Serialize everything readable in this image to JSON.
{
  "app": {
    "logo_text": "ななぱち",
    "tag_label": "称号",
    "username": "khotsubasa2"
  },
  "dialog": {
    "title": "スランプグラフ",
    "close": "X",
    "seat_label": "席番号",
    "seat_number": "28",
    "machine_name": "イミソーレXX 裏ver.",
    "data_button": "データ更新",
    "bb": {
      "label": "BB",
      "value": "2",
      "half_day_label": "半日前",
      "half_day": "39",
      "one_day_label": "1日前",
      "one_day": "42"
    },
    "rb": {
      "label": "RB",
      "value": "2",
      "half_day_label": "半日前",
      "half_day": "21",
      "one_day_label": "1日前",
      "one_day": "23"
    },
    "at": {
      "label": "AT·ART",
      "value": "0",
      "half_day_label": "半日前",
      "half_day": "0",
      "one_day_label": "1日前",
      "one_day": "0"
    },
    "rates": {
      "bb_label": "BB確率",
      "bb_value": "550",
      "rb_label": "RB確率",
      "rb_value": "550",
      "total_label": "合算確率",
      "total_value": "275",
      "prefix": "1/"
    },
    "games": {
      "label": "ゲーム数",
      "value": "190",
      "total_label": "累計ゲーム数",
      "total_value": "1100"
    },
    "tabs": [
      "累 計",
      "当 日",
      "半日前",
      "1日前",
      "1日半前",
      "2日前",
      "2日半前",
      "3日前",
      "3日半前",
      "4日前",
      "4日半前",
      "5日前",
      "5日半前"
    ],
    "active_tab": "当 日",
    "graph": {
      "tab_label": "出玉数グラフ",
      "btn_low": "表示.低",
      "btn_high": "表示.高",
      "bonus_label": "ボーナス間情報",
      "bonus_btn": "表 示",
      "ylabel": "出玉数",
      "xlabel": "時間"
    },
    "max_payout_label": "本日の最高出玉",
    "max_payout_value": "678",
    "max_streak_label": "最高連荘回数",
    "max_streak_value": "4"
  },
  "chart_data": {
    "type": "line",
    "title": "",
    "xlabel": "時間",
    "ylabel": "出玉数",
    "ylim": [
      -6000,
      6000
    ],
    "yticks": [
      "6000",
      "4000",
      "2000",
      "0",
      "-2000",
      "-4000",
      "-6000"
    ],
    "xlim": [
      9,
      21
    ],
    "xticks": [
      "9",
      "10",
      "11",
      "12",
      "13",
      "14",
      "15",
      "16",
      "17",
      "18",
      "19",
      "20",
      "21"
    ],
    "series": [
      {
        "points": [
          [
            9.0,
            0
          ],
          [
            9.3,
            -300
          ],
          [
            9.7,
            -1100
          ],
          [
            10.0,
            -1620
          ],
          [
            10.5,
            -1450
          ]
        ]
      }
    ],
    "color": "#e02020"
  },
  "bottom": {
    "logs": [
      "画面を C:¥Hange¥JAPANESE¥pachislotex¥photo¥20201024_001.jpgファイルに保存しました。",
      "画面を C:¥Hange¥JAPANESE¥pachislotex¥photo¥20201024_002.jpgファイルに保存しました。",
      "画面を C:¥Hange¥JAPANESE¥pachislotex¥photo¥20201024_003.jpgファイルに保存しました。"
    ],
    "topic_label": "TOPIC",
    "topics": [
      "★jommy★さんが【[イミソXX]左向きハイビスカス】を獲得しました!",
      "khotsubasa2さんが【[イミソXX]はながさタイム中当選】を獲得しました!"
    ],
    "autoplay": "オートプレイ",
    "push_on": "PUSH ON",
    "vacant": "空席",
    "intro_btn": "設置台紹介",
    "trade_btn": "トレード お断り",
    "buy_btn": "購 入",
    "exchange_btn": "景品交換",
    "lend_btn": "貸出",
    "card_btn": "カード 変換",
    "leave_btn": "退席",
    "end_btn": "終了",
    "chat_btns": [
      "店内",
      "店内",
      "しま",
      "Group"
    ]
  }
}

Stated exercise:
Repeat each record exactly, leaving nothing out.

Task output:
Serialize everything readable in this image to JSON.
{
  "app": {
    "logo_text": "ななぱち",
    "tag_label": "称号",
    "username": "khotsubasa2"
  },
  "dialog": {
    "title": "スランプグラフ",
    "close": "X",
    "seat_label": "席番号",
    "seat_number": "28",
    "machine_name": "イミソーレXX 裏ver.",
    "data_button": "データ更新",
    "bb": {
      "label": "BB",
      "value": "2",
      "half_day_label": "半日前",
      "half_day": "39",
      "one_day_label": "1日前",
      "one_day": "42"
    },
    "rb": {
      "label": "RB",
      "value": "2",
      "half_day_label": "半日前",
      "half_day": "21",
      "one_day_label": "1日前",
      "one_day": "23"
    },
    "at": {
      "label": "AT·ART",
      "value": "0",
      "half_day_label": "半日前",
      "half_day": "0",
      "one_day_label": "1日前",
      "one_day": "0"
    },
    "rates": {
      "bb_label": "BB確率",
      "bb_value": "550",
      "rb_label": "RB確率",
      "rb_value": "550",
      "total_label": "合算確率",
      "total_value": "275",
      "prefix": "1/"
    },
    "games": {
      "label": "ゲーム数",
      "value": "190",
      "total_label": "累計ゲーム数",
      "total_value": "1100"
    },
    "tabs": [
      "累 計",
      "当 日",
      "半日前",
      "1日前",
      "1日半前",
      "2日前",
      "2日半前",
      "3日前",
      "3日半前",
      "4日前",
      "4日半前",
      "5日前",
      "5日半前"
    ],
    "active_tab": "当 日",
    "graph": {
      "tab_label": "出玉数グラフ",
      "btn_low": "表示.低",
      "btn_high": "表示.高",
      "bonus_label": "ボーナス間情報",
      "bonus_btn": "表 示",
      "ylabel": "出玉数",
      "xlabel": "時間"
    },
    "max_payout_label": "本日の最高出玉",
    "max_payout_value": "678",
    "max_streak_label": "最高連荘回数",
    "max_streak_value": "4"
  },
  "chart_data": {
    "type": "line",
    "title": "",
    "xlabel": "時間",
    "ylabel": "出玉数",
    "ylim": [
      -6000,
      6000
    ],
    "yticks": [
      "6000",
      "4000",
      "2000",
      "0",
      "-2000",
      "-4000",
      "-6000"
    ],
    "xlim": [
      9,
      21
    ],
    "xticks": [
      "9",
      "10",
      "11",
      "12",
      "13",
      "14",
      "15",
      "16",
      "17",
      "18",
      "19",
      "20",
      "21"
    ],
    "series": [
      {
        "points": [
          [
            9.0,
            0
          ],
          [
            9.3,
            -300
          ],
          [
            9.7,
            -1100
          ],
          [
            10.0,
            -1620
          ],
          [
            10.5,
            -1450
          ]
        ]
      }
    ],
    "color": "#e02020"
  },
  "bottom": {
    "logs": [
      "画面を C:¥Hange¥JAPANESE¥pachislotex¥photo¥20201024_001.jpgファイルに保存しました。",
      "画面を C:¥Hange¥JAPANESE¥pachislotex¥photo¥20201024_002.jpgファイルに保存しました。",
      "画面を C:¥Hange¥JAPANESE¥pachislotex¥photo¥20201024_003.jpgファイルに保存しました。"
    ],
    "topic_label": "TOPIC",
    "topics": [
      "★jommy★さんが【[イミソXX]左向きハイビスカス】を獲得しました!",
      "khotsubasa2さんが【[イミソXX]はながさタイム中当選】を獲得しました!"
    ],
    "autoplay": "オートプレイ",
    "push_on": "PUSH ON",
    "vacant": "空席",
    "intro_btn": "設置台紹介",
    "trade_btn": "トレード お断り",
    "buy_btn": "購 入",
    "exchange_btn": "景品交換",
    "lend_btn": "貸出",
    "card_btn": "カード 変換",
    "leave_btn": "退席",
    "end_btn": "終了",
    "chat_btns": [
      "店内",
      "店内",
      "しま",
      "Group"
    ]
  }
}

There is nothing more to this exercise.